> [RECORDS PROVIDED]:

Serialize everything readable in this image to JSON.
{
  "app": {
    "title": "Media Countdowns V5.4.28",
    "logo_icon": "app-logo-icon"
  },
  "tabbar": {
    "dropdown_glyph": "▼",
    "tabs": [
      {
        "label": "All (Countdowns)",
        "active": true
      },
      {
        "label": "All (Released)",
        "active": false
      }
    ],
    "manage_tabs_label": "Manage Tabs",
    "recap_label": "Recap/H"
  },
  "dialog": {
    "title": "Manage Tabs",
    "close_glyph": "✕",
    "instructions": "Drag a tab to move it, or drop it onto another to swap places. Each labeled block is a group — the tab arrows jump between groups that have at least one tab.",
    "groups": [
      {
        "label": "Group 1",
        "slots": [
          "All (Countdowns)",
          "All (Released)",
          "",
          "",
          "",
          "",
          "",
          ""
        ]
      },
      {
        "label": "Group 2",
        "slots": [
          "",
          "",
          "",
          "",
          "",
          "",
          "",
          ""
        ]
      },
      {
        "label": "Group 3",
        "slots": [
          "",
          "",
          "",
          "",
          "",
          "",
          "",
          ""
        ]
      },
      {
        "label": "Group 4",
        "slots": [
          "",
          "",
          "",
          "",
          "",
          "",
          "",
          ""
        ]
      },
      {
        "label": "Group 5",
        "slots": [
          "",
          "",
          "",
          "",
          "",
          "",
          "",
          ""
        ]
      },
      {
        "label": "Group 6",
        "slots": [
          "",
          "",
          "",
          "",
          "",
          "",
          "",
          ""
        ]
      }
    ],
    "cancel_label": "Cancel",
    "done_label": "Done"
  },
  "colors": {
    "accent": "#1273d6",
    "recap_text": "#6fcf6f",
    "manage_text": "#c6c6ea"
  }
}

--

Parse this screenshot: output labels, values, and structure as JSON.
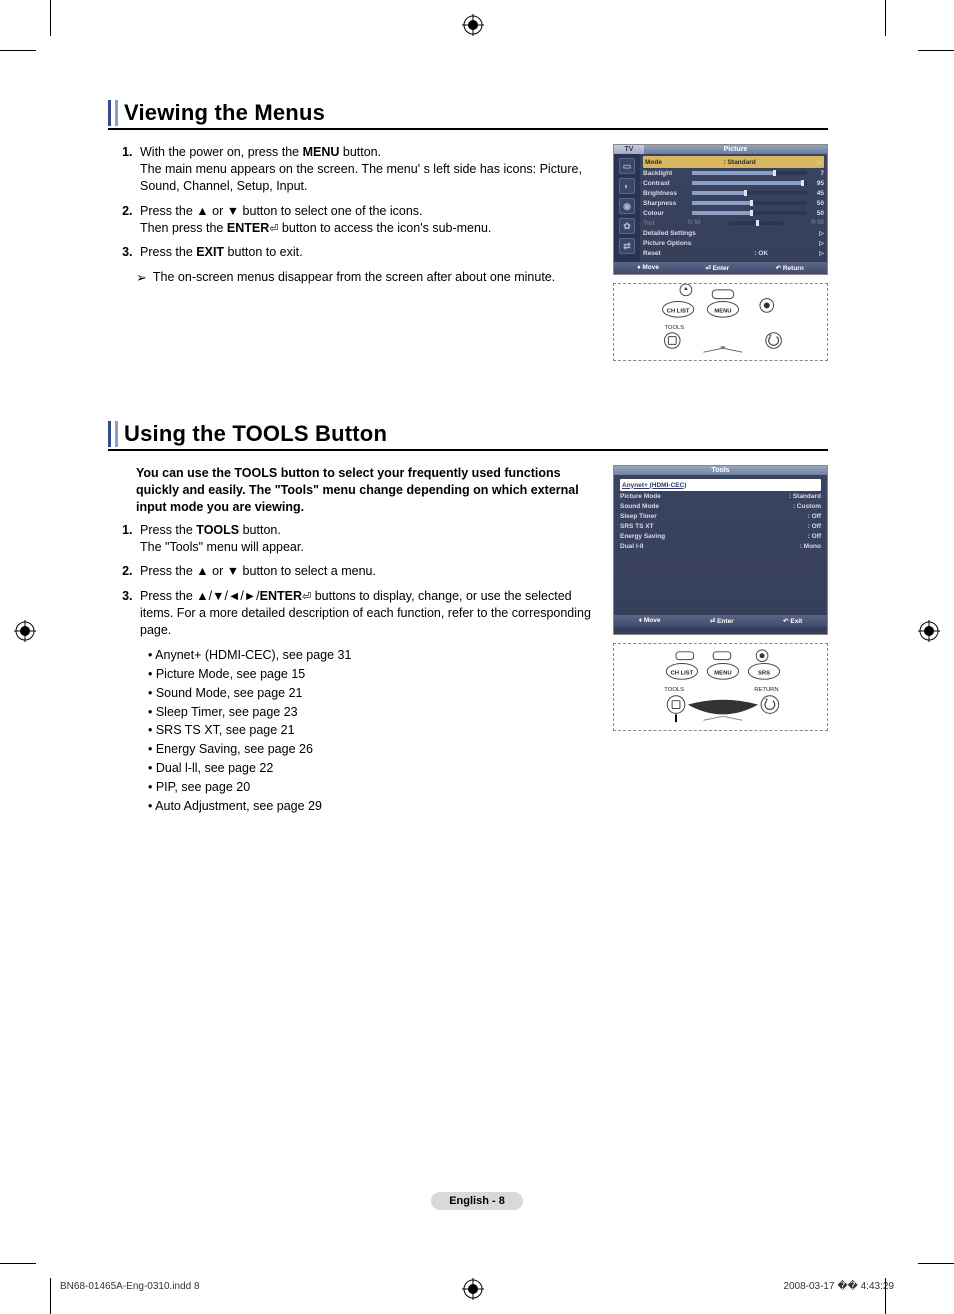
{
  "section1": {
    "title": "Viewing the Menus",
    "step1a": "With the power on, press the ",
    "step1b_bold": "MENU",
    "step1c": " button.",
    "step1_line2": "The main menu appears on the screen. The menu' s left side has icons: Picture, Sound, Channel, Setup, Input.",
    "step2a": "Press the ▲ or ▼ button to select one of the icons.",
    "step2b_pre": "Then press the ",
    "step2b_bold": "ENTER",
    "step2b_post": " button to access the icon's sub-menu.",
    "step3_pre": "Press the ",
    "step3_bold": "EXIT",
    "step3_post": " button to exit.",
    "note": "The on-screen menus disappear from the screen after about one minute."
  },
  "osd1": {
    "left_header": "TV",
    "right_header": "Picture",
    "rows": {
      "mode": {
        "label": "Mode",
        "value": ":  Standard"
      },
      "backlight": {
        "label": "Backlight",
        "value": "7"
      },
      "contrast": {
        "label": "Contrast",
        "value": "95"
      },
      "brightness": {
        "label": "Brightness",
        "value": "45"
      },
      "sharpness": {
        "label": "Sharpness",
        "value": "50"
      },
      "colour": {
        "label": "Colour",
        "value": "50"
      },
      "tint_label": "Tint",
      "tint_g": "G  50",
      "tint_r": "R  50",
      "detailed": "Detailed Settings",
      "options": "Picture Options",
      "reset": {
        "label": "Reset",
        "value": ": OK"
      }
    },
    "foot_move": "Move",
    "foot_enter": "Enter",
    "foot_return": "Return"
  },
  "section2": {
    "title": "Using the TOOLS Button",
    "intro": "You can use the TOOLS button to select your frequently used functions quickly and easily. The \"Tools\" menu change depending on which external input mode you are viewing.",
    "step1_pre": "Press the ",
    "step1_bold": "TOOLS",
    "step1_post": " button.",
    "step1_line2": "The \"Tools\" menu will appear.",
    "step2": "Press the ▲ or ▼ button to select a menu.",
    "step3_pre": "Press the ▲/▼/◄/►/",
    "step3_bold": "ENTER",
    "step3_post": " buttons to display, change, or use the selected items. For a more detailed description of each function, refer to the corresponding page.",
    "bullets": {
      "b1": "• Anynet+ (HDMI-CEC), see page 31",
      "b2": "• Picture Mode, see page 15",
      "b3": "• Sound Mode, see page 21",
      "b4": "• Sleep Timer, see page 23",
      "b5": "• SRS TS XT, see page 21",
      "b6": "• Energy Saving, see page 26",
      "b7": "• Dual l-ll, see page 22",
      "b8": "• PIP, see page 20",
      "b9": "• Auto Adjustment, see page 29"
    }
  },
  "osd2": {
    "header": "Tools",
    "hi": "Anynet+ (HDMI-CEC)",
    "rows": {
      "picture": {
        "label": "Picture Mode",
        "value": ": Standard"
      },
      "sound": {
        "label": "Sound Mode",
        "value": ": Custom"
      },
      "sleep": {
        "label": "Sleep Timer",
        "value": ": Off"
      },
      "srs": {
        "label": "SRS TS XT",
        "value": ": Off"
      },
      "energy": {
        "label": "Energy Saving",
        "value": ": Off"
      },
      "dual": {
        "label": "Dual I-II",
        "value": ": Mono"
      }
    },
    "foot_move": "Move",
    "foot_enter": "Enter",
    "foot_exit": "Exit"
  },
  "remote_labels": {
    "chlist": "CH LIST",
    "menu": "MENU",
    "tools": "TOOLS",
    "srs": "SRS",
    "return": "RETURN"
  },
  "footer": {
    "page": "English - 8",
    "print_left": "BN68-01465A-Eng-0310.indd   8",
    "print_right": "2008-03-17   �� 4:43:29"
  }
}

> [YOUR GOAL]:
Search the records above for "detailed". Copy each line where it is found.

> [SOLUTION FOR THIS EXERCISE]:
      "detailed": "Detailed Settings",
    "step3_post": " buttons to display, change, or use the selected items. For a more detailed description of each function, refer to the corresponding page.",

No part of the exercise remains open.